** START **

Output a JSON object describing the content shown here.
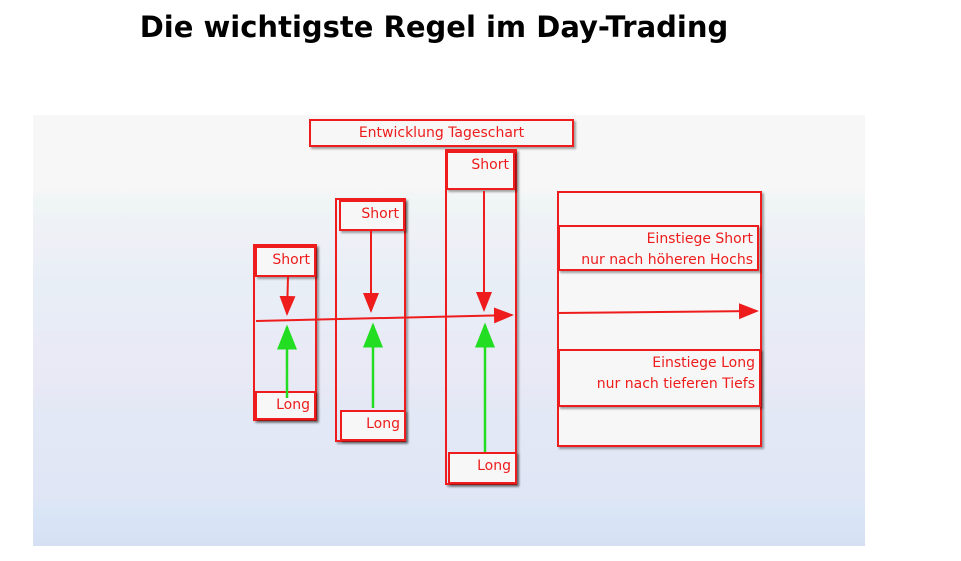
{
  "title": "Die wichtigste Regel im Day-Trading",
  "diagram": {
    "header": "Entwicklung Tageschart",
    "columns": [
      {
        "short": "Short",
        "long": "Long"
      },
      {
        "short": "Short",
        "long": "Long"
      },
      {
        "short": "Short",
        "long": "Long"
      }
    ],
    "legend": {
      "short_line1": "Einstiege Short",
      "short_line2": "nur nach höheren Hochs",
      "long_line1": "Einstiege Long",
      "long_line2": "nur nach tieferen Tiefs"
    },
    "colors": {
      "red": "#ee1c1c",
      "green": "#22dd22"
    }
  }
}
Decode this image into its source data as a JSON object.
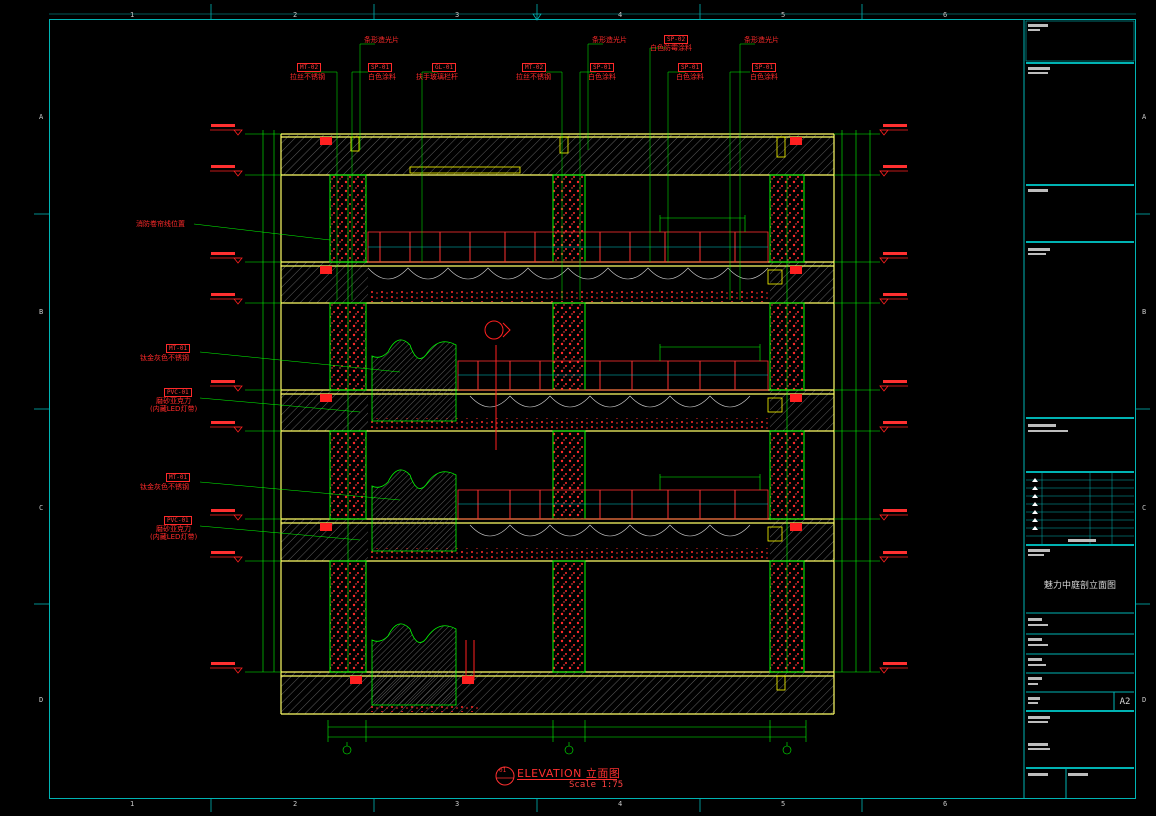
{
  "grid": {
    "columns": [
      "1",
      "2",
      "3",
      "4",
      "5",
      "6"
    ],
    "rows": [
      "A",
      "B",
      "C",
      "D"
    ]
  },
  "drawing": {
    "title": "ELEVATION 立面图",
    "scale": "Scale 1:75",
    "marker": "01"
  },
  "title_block": {
    "drawing_name": "魅力中庭剖立面图",
    "sheet_size": "A2"
  },
  "annotations": {
    "top_labels": [
      "条形造光片",
      "条形造光片",
      "条形造光片"
    ],
    "tags_top": [
      {
        "code": "MT-02",
        "text": "拉丝不锈钢"
      },
      {
        "code": "SP-01",
        "text": "白色涂料"
      },
      {
        "code": "GL-01",
        "text": "扶手玻璃栏杆"
      },
      {
        "code": "MT-02",
        "text": "拉丝不锈钢"
      },
      {
        "code": "SP-01",
        "text": "白色涂料"
      },
      {
        "code": "SP-02",
        "text": "白色防霉涂料"
      },
      {
        "code": "SP-01",
        "text": "白色涂料"
      },
      {
        "code": "SP-01",
        "text": "白色涂料"
      }
    ],
    "left_note": "消防卷帘线位置",
    "side_tags": [
      {
        "code": "MT-01",
        "text": "钛金灰色不锈钢"
      },
      {
        "code": "PVC-01",
        "text": "磨砂亚克力",
        "sub": "(内藏LED灯带)"
      },
      {
        "code": "MT-01",
        "text": "钛金灰色不锈钢"
      },
      {
        "code": "PVC-01",
        "text": "磨砂亚克力",
        "sub": "(内藏LED灯带)"
      }
    ]
  },
  "colors": {
    "frame": "#00b3b3",
    "slab": "#ffff66",
    "column": "#00ff00",
    "red": "#ff2020",
    "text": "#d8d8d8"
  }
}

** END **

GIVEN TASK - Reproduce the listing word for word and omit its pictures.

SOLUTION TO THIS EXERCISE -
Output a JSON object describing the content shown here.
{
  "title": "Die wichtigste Regel im Day-Trading",
  "diagram": {
    "header": "Entwicklung Tageschart",
    "columns": [
      {
        "short": "Short",
        "long": "Long"
      },
      {
        "short": "Short",
        "long": "Long"
      },
      {
        "short": "Short",
        "long": "Long"
      }
    ],
    "legend": {
      "short_line1": "Einstiege Short",
      "short_line2": "nur nach höheren Hochs",
      "long_line1": "Einstiege Long",
      "long_line2": "nur nach tieferen Tiefs"
    },
    "colors": {
      "red": "#ee1c1c",
      "green": "#22dd22"
    }
  }
}
Decode this image into its source data as a JSON object.
{
  "grid": {
    "columns": [
      "1",
      "2",
      "3",
      "4",
      "5",
      "6"
    ],
    "rows": [
      "A",
      "B",
      "C",
      "D"
    ]
  },
  "drawing": {
    "title": "ELEVATION 立面图",
    "scale": "Scale 1:75",
    "marker": "01"
  },
  "title_block": {
    "drawing_name": "魅力中庭剖立面图",
    "sheet_size": "A2"
  },
  "annotations": {
    "top_labels": [
      "条形造光片",
      "条形造光片",
      "条形造光片"
    ],
    "tags_top": [
      {
        "code": "MT-02",
        "text": "拉丝不锈钢"
      },
      {
        "code": "SP-01",
        "text": "白色涂料"
      },
      {
        "code": "GL-01",
        "text": "扶手玻璃栏杆"
      },
      {
        "code": "MT-02",
        "text": "拉丝不锈钢"
      },
      {
        "code": "SP-01",
        "text": "白色涂料"
      },
      {
        "code": "SP-02",
        "text": "白色防霉涂料"
      },
      {
        "code": "SP-01",
        "text": "白色涂料"
      },
      {
        "code": "SP-01",
        "text": "白色涂料"
      }
    ],
    "left_note": "消防卷帘线位置",
    "side_tags": [
      {
        "code": "MT-01",
        "text": "钛金灰色不锈钢"
      },
      {
        "code": "PVC-01",
        "text": "磨砂亚克力",
        "sub": "(内藏LED灯带)"
      },
      {
        "code": "MT-01",
        "text": "钛金灰色不锈钢"
      },
      {
        "code": "PVC-01",
        "text": "磨砂亚克力",
        "sub": "(内藏LED灯带)"
      }
    ]
  },
  "colors": {
    "frame": "#00b3b3",
    "slab": "#ffff66",
    "column": "#00ff00",
    "red": "#ff2020",
    "text": "#d8d8d8"
  }
}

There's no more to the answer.